**LA CONSIGNE**
Poursuivez le texte sur le massacre de Tulsa en reprenant juste après sa dernière phrase.

**TEXTE FOURNI**

++++++++

Pour ceux qui ont vu la série «Watchmen», la violente scène d'introduction du premier épisode a pu sembler n'être que fiction. Et pour cause, l'on y voit des bâtons de dynamite jetés d'un avion pour raser un quartier noir de Tulsa (Oklahoma), des personnes massacrées dans la rue et des cagoules du Ku Klux Klan partout. Seulement, contrairement au reste de la série, ces scènes sont inspirées de faits réels.
En 1921, la ville a connu l'un des épisodes les plus douloureux de l'histoire noire américaine, événement qui reste largement méconnu malgré tout. À cette période, le quartier de Greenwood abrite la communauté noire la plus riche du pays, au point d'être surnommé «Black Wall Street». Ce qui sera connu comme le «massacre de Tulsa» y aurait commencé après qu'un jeune homme noir cireur de chaussures, Dick Rowland, aurait marché sur le pied d'une jeune femme blanche, Sarah Page, dans un ascenseur.
Décrite comme une «attaque» ou une «tentative de viol», cette affaire prend une ampleur très importante presque immédiatement. Alors que Rowland a été arrêté par la police, un groupe d'habitants blancs se dirige vers le lieu où il est détenu pour s'attaquer à lui. À l'inverse, une poignée d'hommes noirs viennent pour le défendre. La tension monte au point que des balles sont échangées.
La situation dégénère ensuite rapidement, dans une ville où le Ku Klux Klan est particulièrement bien implanté, et où la réussite économique des Noirs a entraîné un fort ressentiment. Le lendemain de l'affrontement, des hommes blancs prennent les armes, et se lancent à l'attaque de Greenwood, tuant froidement sans distinction d'âge ou de sexe, brûlant les commerces et les maisons. Selon les survivants, des bombes incendiaires ont en effet été lancé depuis des avions.

++++++++

**BLOC DE DONNÉES**
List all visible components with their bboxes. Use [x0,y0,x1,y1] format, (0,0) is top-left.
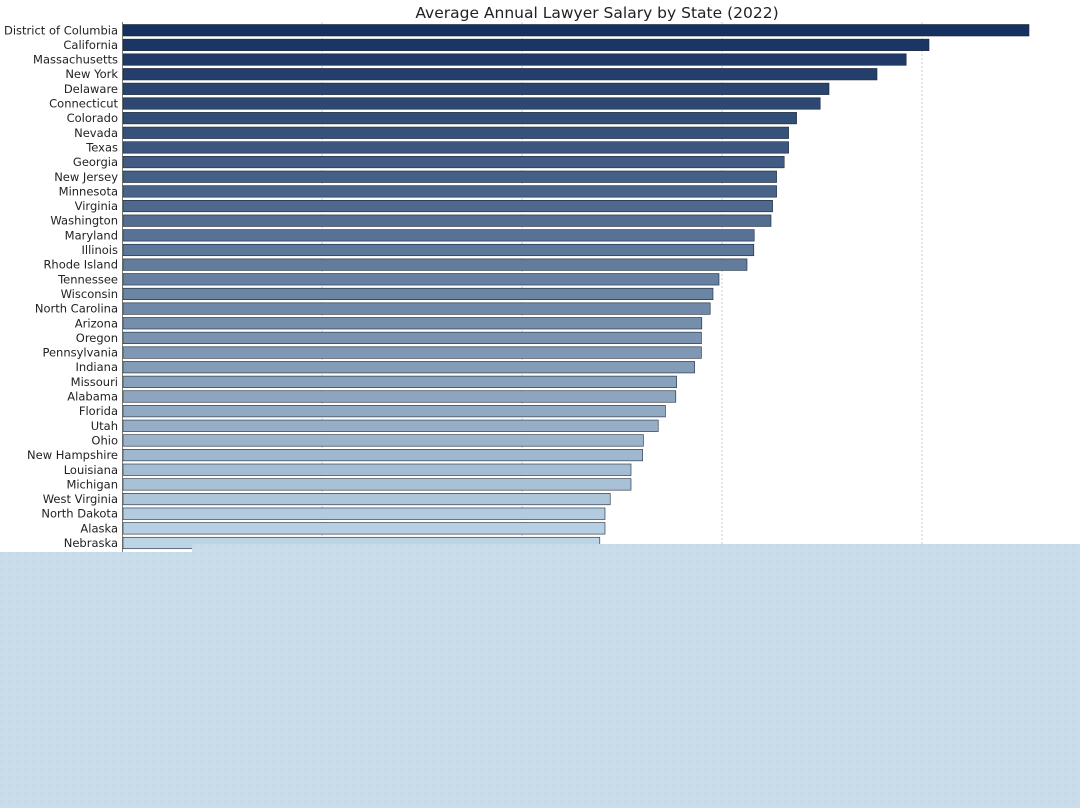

++++++++

**RÉSULTAT OBTENU**
Un casse-tête historique
À la fin de la journée du 1er juin 1921, les émeutes se terminent. Aujourd'hui, les historiens estiment que 300 personnes auraient pu être tuées pendant l'attaque, mais ce chiffre reste peu précis car le sujet est rapidement devenu tabou dans la société américaine, même chez les survivants. Les enfants de ces survivants n'étaient souvent pas au courant de ce qu'il s'était passé, avant qu'une commission d'enquête ne soit finalement ouverte en 1998.
Depuis, des survivants ont été retrouvés, et ont témoigné de ce qu'ils ont vu, les historiens ont travaillé sur le sujet et commencent à avoir une idée plus précise des événements, même si beaucoup de points restent flous. Des fouilles ont d'ailleurs toujours lieu, notamment pour trouver des charniers où auraient été enterrées les victimes. En décembre, des archéologues ont identifié plusieurs «anomalies» pouvant correspondre à de telles choses.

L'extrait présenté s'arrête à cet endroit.